**What is being asked**
Print exactly the lines from the one containing "Give me a plain-text" through the last line of the listing, both included.

Collection entries:

────

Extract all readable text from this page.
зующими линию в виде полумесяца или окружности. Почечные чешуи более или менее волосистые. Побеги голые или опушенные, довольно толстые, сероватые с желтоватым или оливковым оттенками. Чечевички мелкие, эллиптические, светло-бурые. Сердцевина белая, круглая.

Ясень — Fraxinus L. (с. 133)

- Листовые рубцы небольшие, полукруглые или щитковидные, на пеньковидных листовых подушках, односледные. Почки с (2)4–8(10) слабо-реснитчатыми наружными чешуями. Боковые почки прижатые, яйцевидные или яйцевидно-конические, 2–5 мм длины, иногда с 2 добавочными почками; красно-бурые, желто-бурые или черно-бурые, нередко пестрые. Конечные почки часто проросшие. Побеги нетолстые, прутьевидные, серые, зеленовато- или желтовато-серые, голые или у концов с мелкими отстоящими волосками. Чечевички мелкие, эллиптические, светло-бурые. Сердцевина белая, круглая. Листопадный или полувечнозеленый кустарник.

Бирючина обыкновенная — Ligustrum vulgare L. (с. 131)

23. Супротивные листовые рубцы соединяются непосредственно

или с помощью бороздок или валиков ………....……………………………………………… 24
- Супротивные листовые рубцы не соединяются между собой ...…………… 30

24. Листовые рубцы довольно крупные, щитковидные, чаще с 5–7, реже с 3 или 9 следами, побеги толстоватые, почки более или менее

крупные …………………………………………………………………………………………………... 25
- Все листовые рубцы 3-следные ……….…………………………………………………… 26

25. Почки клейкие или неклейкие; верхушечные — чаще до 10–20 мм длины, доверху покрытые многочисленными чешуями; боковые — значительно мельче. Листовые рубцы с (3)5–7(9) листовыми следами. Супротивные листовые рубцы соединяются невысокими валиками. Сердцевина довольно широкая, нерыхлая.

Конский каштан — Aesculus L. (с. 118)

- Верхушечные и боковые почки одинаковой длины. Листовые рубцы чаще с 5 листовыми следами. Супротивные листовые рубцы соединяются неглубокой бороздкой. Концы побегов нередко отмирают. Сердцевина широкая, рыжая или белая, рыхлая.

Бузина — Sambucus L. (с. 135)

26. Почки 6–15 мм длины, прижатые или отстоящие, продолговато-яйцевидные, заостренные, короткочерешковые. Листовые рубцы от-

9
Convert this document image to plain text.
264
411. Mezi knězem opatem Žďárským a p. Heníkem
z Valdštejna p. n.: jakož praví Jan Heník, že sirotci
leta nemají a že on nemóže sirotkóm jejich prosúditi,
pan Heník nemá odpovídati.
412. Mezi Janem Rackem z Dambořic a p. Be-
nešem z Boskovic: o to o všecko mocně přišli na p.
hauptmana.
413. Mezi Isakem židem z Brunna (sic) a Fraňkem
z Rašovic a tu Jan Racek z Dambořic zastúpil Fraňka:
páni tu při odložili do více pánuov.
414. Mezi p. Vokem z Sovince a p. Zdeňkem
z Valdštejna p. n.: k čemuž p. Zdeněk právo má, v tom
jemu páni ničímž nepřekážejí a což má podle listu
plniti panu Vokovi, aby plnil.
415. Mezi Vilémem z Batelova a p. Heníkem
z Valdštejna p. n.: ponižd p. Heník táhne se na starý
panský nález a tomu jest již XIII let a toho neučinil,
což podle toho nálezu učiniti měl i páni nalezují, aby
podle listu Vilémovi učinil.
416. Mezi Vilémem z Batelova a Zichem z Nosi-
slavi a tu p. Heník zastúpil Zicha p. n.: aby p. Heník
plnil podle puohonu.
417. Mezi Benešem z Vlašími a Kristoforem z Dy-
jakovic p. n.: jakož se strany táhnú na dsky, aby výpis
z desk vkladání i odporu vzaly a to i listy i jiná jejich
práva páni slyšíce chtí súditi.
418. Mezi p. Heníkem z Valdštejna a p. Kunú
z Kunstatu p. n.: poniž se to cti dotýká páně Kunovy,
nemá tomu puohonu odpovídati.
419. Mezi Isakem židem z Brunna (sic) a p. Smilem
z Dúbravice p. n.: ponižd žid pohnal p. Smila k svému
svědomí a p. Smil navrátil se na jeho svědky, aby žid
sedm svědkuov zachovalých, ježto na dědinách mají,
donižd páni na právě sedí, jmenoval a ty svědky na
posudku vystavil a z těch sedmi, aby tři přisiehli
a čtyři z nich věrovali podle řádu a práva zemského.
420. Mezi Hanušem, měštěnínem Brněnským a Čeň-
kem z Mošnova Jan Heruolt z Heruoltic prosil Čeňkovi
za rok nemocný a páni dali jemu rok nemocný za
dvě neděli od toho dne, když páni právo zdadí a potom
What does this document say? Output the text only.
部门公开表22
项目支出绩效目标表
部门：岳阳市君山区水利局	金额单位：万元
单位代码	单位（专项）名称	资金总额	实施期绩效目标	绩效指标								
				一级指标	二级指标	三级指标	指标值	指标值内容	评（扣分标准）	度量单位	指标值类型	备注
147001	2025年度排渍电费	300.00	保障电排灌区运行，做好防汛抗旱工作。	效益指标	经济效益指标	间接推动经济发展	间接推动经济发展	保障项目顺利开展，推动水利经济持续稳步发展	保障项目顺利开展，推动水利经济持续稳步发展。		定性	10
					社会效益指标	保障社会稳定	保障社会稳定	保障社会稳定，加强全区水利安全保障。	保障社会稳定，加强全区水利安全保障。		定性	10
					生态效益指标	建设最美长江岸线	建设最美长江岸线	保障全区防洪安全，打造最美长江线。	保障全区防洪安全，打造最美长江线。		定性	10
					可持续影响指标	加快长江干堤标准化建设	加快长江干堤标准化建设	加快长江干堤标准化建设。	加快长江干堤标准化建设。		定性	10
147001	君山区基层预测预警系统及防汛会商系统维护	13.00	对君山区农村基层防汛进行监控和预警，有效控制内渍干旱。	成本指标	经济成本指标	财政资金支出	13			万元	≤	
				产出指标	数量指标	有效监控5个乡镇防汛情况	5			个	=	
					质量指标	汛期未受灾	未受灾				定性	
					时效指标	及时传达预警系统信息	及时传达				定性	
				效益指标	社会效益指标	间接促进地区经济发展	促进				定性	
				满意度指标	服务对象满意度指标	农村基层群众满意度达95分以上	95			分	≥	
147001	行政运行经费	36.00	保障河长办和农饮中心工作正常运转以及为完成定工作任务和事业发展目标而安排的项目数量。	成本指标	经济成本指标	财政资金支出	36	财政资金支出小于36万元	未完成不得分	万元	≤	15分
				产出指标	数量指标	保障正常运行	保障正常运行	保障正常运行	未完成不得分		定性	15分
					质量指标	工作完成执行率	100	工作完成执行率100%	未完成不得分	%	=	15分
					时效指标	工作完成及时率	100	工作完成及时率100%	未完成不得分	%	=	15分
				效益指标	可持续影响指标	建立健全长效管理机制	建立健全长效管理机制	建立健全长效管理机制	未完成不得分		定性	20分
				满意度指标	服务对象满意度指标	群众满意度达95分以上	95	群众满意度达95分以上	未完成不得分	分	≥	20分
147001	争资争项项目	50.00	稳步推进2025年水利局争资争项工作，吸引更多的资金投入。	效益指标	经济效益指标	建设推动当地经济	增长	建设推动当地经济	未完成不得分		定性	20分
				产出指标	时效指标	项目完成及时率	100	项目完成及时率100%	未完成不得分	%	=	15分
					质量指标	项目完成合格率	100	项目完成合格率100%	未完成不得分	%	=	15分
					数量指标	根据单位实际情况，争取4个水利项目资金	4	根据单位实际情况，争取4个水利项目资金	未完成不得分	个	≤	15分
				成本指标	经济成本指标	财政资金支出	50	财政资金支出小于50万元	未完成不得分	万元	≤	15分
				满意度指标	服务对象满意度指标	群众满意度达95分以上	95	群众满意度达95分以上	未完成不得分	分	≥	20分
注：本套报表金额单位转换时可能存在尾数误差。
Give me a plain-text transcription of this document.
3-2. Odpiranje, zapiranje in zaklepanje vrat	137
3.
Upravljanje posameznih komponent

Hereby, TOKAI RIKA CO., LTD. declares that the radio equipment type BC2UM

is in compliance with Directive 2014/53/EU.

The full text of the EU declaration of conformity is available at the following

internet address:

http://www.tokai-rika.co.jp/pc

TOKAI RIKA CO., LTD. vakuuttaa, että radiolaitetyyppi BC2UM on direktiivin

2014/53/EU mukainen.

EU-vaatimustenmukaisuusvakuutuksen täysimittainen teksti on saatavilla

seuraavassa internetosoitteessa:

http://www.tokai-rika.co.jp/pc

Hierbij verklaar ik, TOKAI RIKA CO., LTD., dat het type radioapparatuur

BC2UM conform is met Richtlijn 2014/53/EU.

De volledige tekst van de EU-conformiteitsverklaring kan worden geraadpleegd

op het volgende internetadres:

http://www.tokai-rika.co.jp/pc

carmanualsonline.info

────

**Task output**
Give me a plain-text transcription of this document.
3-2. Odpiranje, zapiranje in zaklepanje vrat	137
3.
Upravljanje posameznih komponent

Hereby, TOKAI RIKA CO., LTD. declares that the radio equipment type BC2UM

is in compliance with Directive 2014/53/EU.

The full text of the EU declaration of conformity is available at the following

internet address:

http://www.tokai-rika.co.jp/pc

TOKAI RIKA CO., LTD. vakuuttaa, että radiolaitetyyppi BC2UM on direktiivin

2014/53/EU mukainen.

EU-vaatimustenmukaisuusvakuutuksen täysimittainen teksti on saatavilla

seuraavassa internetosoitteessa:

http://www.tokai-rika.co.jp/pc

Hierbij verklaar ik, TOKAI RIKA CO., LTD., dat het type radioapparatuur

BC2UM conform is met Richtlijn 2014/53/EU.

De volledige tekst van de EU-conformiteitsverklaring kan worden geraadpleegd

op het volgende internetadres:

http://www.tokai-rika.co.jp/pc

carmanualsonline.info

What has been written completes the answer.